- Given data -
================

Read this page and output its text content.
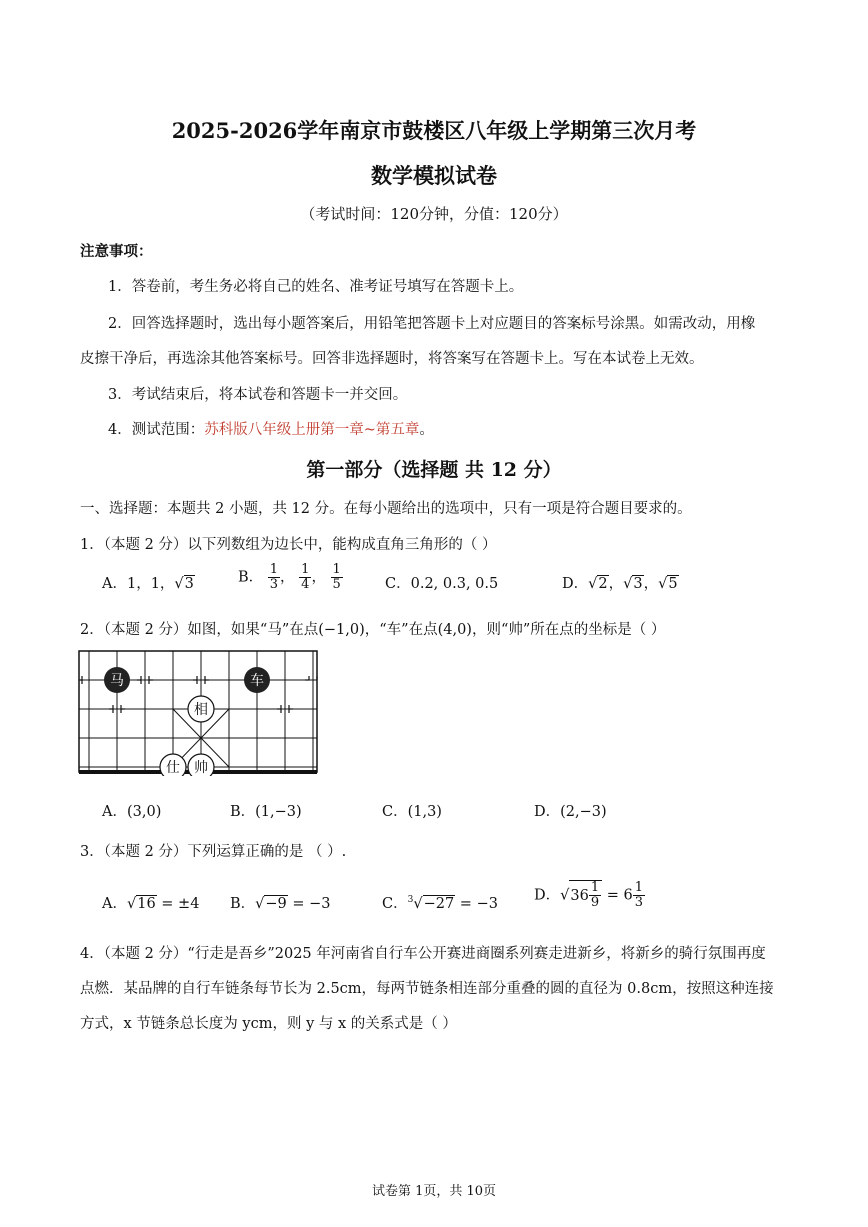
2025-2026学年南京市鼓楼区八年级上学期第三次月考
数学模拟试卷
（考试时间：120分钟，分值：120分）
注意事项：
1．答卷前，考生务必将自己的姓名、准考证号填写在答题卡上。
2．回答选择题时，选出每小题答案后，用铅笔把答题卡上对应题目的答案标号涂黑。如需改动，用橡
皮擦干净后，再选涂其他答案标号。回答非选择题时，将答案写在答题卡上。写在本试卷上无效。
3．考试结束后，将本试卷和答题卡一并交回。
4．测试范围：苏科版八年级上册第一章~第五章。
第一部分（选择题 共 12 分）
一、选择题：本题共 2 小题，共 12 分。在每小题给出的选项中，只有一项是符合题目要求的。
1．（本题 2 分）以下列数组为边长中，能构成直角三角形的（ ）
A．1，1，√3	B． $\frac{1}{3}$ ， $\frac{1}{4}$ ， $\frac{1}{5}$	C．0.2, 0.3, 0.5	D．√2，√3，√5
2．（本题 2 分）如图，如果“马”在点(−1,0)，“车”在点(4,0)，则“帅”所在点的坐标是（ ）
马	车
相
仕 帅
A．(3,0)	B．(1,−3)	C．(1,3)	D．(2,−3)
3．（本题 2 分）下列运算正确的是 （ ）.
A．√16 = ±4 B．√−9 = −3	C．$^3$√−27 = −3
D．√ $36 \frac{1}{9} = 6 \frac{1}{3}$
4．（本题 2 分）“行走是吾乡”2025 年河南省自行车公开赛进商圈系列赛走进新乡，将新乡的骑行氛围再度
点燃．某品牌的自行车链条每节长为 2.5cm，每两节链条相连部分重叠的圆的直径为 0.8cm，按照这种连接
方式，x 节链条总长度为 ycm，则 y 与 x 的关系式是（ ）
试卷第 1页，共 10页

================

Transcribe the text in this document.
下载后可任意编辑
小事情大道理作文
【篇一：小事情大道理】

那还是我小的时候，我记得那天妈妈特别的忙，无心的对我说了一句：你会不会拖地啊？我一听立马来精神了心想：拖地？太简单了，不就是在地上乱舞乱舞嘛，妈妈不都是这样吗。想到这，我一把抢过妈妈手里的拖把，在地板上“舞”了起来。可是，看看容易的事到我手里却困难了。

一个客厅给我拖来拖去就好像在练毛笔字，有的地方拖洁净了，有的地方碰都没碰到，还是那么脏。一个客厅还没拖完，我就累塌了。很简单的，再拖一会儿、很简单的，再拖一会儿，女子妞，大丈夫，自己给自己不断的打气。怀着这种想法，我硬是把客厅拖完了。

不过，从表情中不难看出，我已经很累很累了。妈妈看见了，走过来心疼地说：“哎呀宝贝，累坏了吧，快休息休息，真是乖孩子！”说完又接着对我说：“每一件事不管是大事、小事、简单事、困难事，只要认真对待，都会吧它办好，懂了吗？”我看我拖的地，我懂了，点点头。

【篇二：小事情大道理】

================

- Short exercise -
Identify the lines in the entries above that contain "text", then copy them out.

- Problem solution -
Read this page and output its text content.
Transcribe the text in this document.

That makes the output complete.